Reproduce the listing below exactly. Pictures do not belong in the copy.

— BEGIN —

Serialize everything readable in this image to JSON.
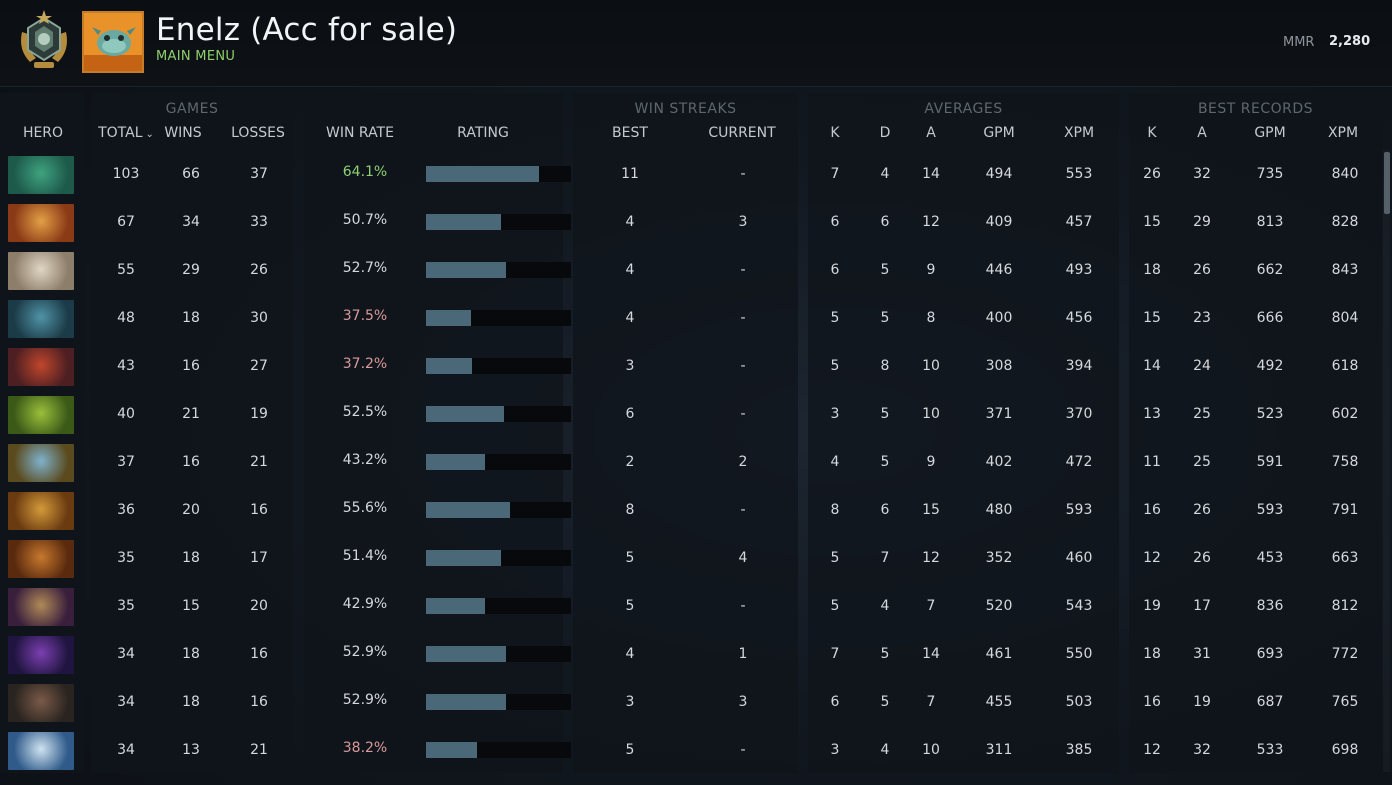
{
  "header": {
    "player_name": "Enelz (Acc for sale)",
    "menu_link": "MAIN MENU",
    "mmr_label": "MMR",
    "mmr_value": "2,280"
  },
  "groups": {
    "games": "GAMES",
    "win_streaks": "WIN STREAKS",
    "averages": "AVERAGES",
    "best_records": "BEST RECORDS"
  },
  "columns": {
    "hero": "HERO",
    "total": "TOTAL",
    "wins": "WINS",
    "losses": "LOSSES",
    "win_rate": "WIN RATE",
    "rating": "RATING",
    "best": "BEST",
    "current": "CURRENT",
    "avg_k": "K",
    "avg_d": "D",
    "avg_a": "A",
    "avg_gpm": "GPM",
    "avg_xpm": "XPM",
    "best_k": "K",
    "best_a": "A",
    "best_gpm": "GPM",
    "best_xpm": "XPM"
  },
  "colors": {
    "win_good": "#8ecf73",
    "win_bad": "#d99a9a",
    "rating_bar": "#4a6878",
    "menu_link": "#8fd16a"
  },
  "rows": [
    {
      "hero_icon": "hero-portrait-icon-1",
      "total": "103",
      "wins": "66",
      "losses": "37",
      "win_rate": "64.1%",
      "win_state": "good",
      "rating": 0.78,
      "best": "11",
      "current": "-",
      "k": "7",
      "d": "4",
      "a": "14",
      "gpm": "494",
      "xpm": "553",
      "best_k": "26",
      "best_a": "32",
      "best_gpm": "735",
      "best_xpm": "840"
    },
    {
      "hero_icon": "hero-portrait-icon-2",
      "total": "67",
      "wins": "34",
      "losses": "33",
      "win_rate": "50.7%",
      "win_state": "normal",
      "rating": 0.52,
      "best": "4",
      "current": "3",
      "k": "6",
      "d": "6",
      "a": "12",
      "gpm": "409",
      "xpm": "457",
      "best_k": "15",
      "best_a": "29",
      "best_gpm": "813",
      "best_xpm": "828"
    },
    {
      "hero_icon": "hero-portrait-icon-3",
      "total": "55",
      "wins": "29",
      "losses": "26",
      "win_rate": "52.7%",
      "win_state": "normal",
      "rating": 0.55,
      "best": "4",
      "current": "-",
      "k": "6",
      "d": "5",
      "a": "9",
      "gpm": "446",
      "xpm": "493",
      "best_k": "18",
      "best_a": "26",
      "best_gpm": "662",
      "best_xpm": "843"
    },
    {
      "hero_icon": "hero-portrait-icon-4",
      "total": "48",
      "wins": "18",
      "losses": "30",
      "win_rate": "37.5%",
      "win_state": "bad",
      "rating": 0.31,
      "best": "4",
      "current": "-",
      "k": "5",
      "d": "5",
      "a": "8",
      "gpm": "400",
      "xpm": "456",
      "best_k": "15",
      "best_a": "23",
      "best_gpm": "666",
      "best_xpm": "804"
    },
    {
      "hero_icon": "hero-portrait-icon-5",
      "total": "43",
      "wins": "16",
      "losses": "27",
      "win_rate": "37.2%",
      "win_state": "bad",
      "rating": 0.32,
      "best": "3",
      "current": "-",
      "k": "5",
      "d": "8",
      "a": "10",
      "gpm": "308",
      "xpm": "394",
      "best_k": "14",
      "best_a": "24",
      "best_gpm": "492",
      "best_xpm": "618"
    },
    {
      "hero_icon": "hero-portrait-icon-6",
      "total": "40",
      "wins": "21",
      "losses": "19",
      "win_rate": "52.5%",
      "win_state": "normal",
      "rating": 0.54,
      "best": "6",
      "current": "-",
      "k": "3",
      "d": "5",
      "a": "10",
      "gpm": "371",
      "xpm": "370",
      "best_k": "13",
      "best_a": "25",
      "best_gpm": "523",
      "best_xpm": "602"
    },
    {
      "hero_icon": "hero-portrait-icon-7",
      "total": "37",
      "wins": "16",
      "losses": "21",
      "win_rate": "43.2%",
      "win_state": "normal",
      "rating": 0.41,
      "best": "2",
      "current": "2",
      "k": "4",
      "d": "5",
      "a": "9",
      "gpm": "402",
      "xpm": "472",
      "best_k": "11",
      "best_a": "25",
      "best_gpm": "591",
      "best_xpm": "758"
    },
    {
      "hero_icon": "hero-portrait-icon-8",
      "total": "36",
      "wins": "20",
      "losses": "16",
      "win_rate": "55.6%",
      "win_state": "normal",
      "rating": 0.58,
      "best": "8",
      "current": "-",
      "k": "8",
      "d": "6",
      "a": "15",
      "gpm": "480",
      "xpm": "593",
      "best_k": "16",
      "best_a": "26",
      "best_gpm": "593",
      "best_xpm": "791"
    },
    {
      "hero_icon": "hero-portrait-icon-9",
      "total": "35",
      "wins": "18",
      "losses": "17",
      "win_rate": "51.4%",
      "win_state": "normal",
      "rating": 0.52,
      "best": "5",
      "current": "4",
      "k": "5",
      "d": "7",
      "a": "12",
      "gpm": "352",
      "xpm": "460",
      "best_k": "12",
      "best_a": "26",
      "best_gpm": "453",
      "best_xpm": "663"
    },
    {
      "hero_icon": "hero-portrait-icon-10",
      "total": "35",
      "wins": "15",
      "losses": "20",
      "win_rate": "42.9%",
      "win_state": "normal",
      "rating": 0.41,
      "best": "5",
      "current": "-",
      "k": "5",
      "d": "4",
      "a": "7",
      "gpm": "520",
      "xpm": "543",
      "best_k": "19",
      "best_a": "17",
      "best_gpm": "836",
      "best_xpm": "812"
    },
    {
      "hero_icon": "hero-portrait-icon-11",
      "total": "34",
      "wins": "18",
      "losses": "16",
      "win_rate": "52.9%",
      "win_state": "normal",
      "rating": 0.55,
      "best": "4",
      "current": "1",
      "k": "7",
      "d": "5",
      "a": "14",
      "gpm": "461",
      "xpm": "550",
      "best_k": "18",
      "best_a": "31",
      "best_gpm": "693",
      "best_xpm": "772"
    },
    {
      "hero_icon": "hero-portrait-icon-12",
      "total": "34",
      "wins": "18",
      "losses": "16",
      "win_rate": "52.9%",
      "win_state": "normal",
      "rating": 0.55,
      "best": "3",
      "current": "3",
      "k": "6",
      "d": "5",
      "a": "7",
      "gpm": "455",
      "xpm": "503",
      "best_k": "16",
      "best_a": "19",
      "best_gpm": "687",
      "best_xpm": "765"
    },
    {
      "hero_icon": "hero-portrait-icon-13",
      "total": "34",
      "wins": "13",
      "losses": "21",
      "win_rate": "38.2%",
      "win_state": "bad",
      "rating": 0.35,
      "best": "5",
      "current": "-",
      "k": "3",
      "d": "4",
      "a": "10",
      "gpm": "311",
      "xpm": "385",
      "best_k": "12",
      "best_a": "32",
      "best_gpm": "533",
      "best_xpm": "698"
    }
  ]
}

— END —

▶ **Response to this task**
Serialize everything readable in this image to JSON.
{
  "header": {
    "player_name": "Enelz (Acc for sale)",
    "menu_link": "MAIN MENU",
    "mmr_label": "MMR",
    "mmr_value": "2,280"
  },
  "groups": {
    "games": "GAMES",
    "win_streaks": "WIN STREAKS",
    "averages": "AVERAGES",
    "best_records": "BEST RECORDS"
  },
  "columns": {
    "hero": "HERO",
    "total": "TOTAL",
    "wins": "WINS",
    "losses": "LOSSES",
    "win_rate": "WIN RATE",
    "rating": "RATING",
    "best": "BEST",
    "current": "CURRENT",
    "avg_k": "K",
    "avg_d": "D",
    "avg_a": "A",
    "avg_gpm": "GPM",
    "avg_xpm": "XPM",
    "best_k": "K",
    "best_a": "A",
    "best_gpm": "GPM",
    "best_xpm": "XPM"
  },
  "colors": {
    "win_good": "#8ecf73",
    "win_bad": "#d99a9a",
    "rating_bar": "#4a6878",
    "menu_link": "#8fd16a"
  },
  "rows": [
    {
      "hero_icon": "hero-portrait-icon-1",
      "total": "103",
      "wins": "66",
      "losses": "37",
      "win_rate": "64.1%",
      "win_state": "good",
      "rating": 0.78,
      "best": "11",
      "current": "-",
      "k": "7",
      "d": "4",
      "a": "14",
      "gpm": "494",
      "xpm": "553",
      "best_k": "26",
      "best_a": "32",
      "best_gpm": "735",
      "best_xpm": "840"
    },
    {
      "hero_icon": "hero-portrait-icon-2",
      "total": "67",
      "wins": "34",
      "losses": "33",
      "win_rate": "50.7%",
      "win_state": "normal",
      "rating": 0.52,
      "best": "4",
      "current": "3",
      "k": "6",
      "d": "6",
      "a": "12",
      "gpm": "409",
      "xpm": "457",
      "best_k": "15",
      "best_a": "29",
      "best_gpm": "813",
      "best_xpm": "828"
    },
    {
      "hero_icon": "hero-portrait-icon-3",
      "total": "55",
      "wins": "29",
      "losses": "26",
      "win_rate": "52.7%",
      "win_state": "normal",
      "rating": 0.55,
      "best": "4",
      "current": "-",
      "k": "6",
      "d": "5",
      "a": "9",
      "gpm": "446",
      "xpm": "493",
      "best_k": "18",
      "best_a": "26",
      "best_gpm": "662",
      "best_xpm": "843"
    },
    {
      "hero_icon": "hero-portrait-icon-4",
      "total": "48",
      "wins": "18",
      "losses": "30",
      "win_rate": "37.5%",
      "win_state": "bad",
      "rating": 0.31,
      "best": "4",
      "current": "-",
      "k": "5",
      "d": "5",
      "a": "8",
      "gpm": "400",
      "xpm": "456",
      "best_k": "15",
      "best_a": "23",
      "best_gpm": "666",
      "best_xpm": "804"
    },
    {
      "hero_icon": "hero-portrait-icon-5",
      "total": "43",
      "wins": "16",
      "losses": "27",
      "win_rate": "37.2%",
      "win_state": "bad",
      "rating": 0.32,
      "best": "3",
      "current": "-",
      "k": "5",
      "d": "8",
      "a": "10",
      "gpm": "308",
      "xpm": "394",
      "best_k": "14",
      "best_a": "24",
      "best_gpm": "492",
      "best_xpm": "618"
    },
    {
      "hero_icon": "hero-portrait-icon-6",
      "total": "40",
      "wins": "21",
      "losses": "19",
      "win_rate": "52.5%",
      "win_state": "normal",
      "rating": 0.54,
      "best": "6",
      "current": "-",
      "k": "3",
      "d": "5",
      "a": "10",
      "gpm": "371",
      "xpm": "370",
      "best_k": "13",
      "best_a": "25",
      "best_gpm": "523",
      "best_xpm": "602"
    },
    {
      "hero_icon": "hero-portrait-icon-7",
      "total": "37",
      "wins": "16",
      "losses": "21",
      "win_rate": "43.2%",
      "win_state": "normal",
      "rating": 0.41,
      "best": "2",
      "current": "2",
      "k": "4",
      "d": "5",
      "a": "9",
      "gpm": "402",
      "xpm": "472",
      "best_k": "11",
      "best_a": "25",
      "best_gpm": "591",
      "best_xpm": "758"
    },
    {
      "hero_icon": "hero-portrait-icon-8",
      "total": "36",
      "wins": "20",
      "losses": "16",
      "win_rate": "55.6%",
      "win_state": "normal",
      "rating": 0.58,
      "best": "8",
      "current": "-",
      "k": "8",
      "d": "6",
      "a": "15",
      "gpm": "480",
      "xpm": "593",
      "best_k": "16",
      "best_a": "26",
      "best_gpm": "593",
      "best_xpm": "791"
    },
    {
      "hero_icon": "hero-portrait-icon-9",
      "total": "35",
      "wins": "18",
      "losses": "17",
      "win_rate": "51.4%",
      "win_state": "normal",
      "rating": 0.52,
      "best": "5",
      "current": "4",
      "k": "5",
      "d": "7",
      "a": "12",
      "gpm": "352",
      "xpm": "460",
      "best_k": "12",
      "best_a": "26",
      "best_gpm": "453",
      "best_xpm": "663"
    },
    {
      "hero_icon": "hero-portrait-icon-10",
      "total": "35",
      "wins": "15",
      "losses": "20",
      "win_rate": "42.9%",
      "win_state": "normal",
      "rating": 0.41,
      "best": "5",
      "current": "-",
      "k": "5",
      "d": "4",
      "a": "7",
      "gpm": "520",
      "xpm": "543",
      "best_k": "19",
      "best_a": "17",
      "best_gpm": "836",
      "best_xpm": "812"
    },
    {
      "hero_icon": "hero-portrait-icon-11",
      "total": "34",
      "wins": "18",
      "losses": "16",
      "win_rate": "52.9%",
      "win_state": "normal",
      "rating": 0.55,
      "best": "4",
      "current": "1",
      "k": "7",
      "d": "5",
      "a": "14",
      "gpm": "461",
      "xpm": "550",
      "best_k": "18",
      "best_a": "31",
      "best_gpm": "693",
      "best_xpm": "772"
    },
    {
      "hero_icon": "hero-portrait-icon-12",
      "total": "34",
      "wins": "18",
      "losses": "16",
      "win_rate": "52.9%",
      "win_state": "normal",
      "rating": 0.55,
      "best": "3",
      "current": "3",
      "k": "6",
      "d": "5",
      "a": "7",
      "gpm": "455",
      "xpm": "503",
      "best_k": "16",
      "best_a": "19",
      "best_gpm": "687",
      "best_xpm": "765"
    },
    {
      "hero_icon": "hero-portrait-icon-13",
      "total": "34",
      "wins": "13",
      "losses": "21",
      "win_rate": "38.2%",
      "win_state": "bad",
      "rating": 0.35,
      "best": "5",
      "current": "-",
      "k": "3",
      "d": "4",
      "a": "10",
      "gpm": "311",
      "xpm": "385",
      "best_k": "12",
      "best_a": "32",
      "best_gpm": "533",
      "best_xpm": "698"
    }
  ]
}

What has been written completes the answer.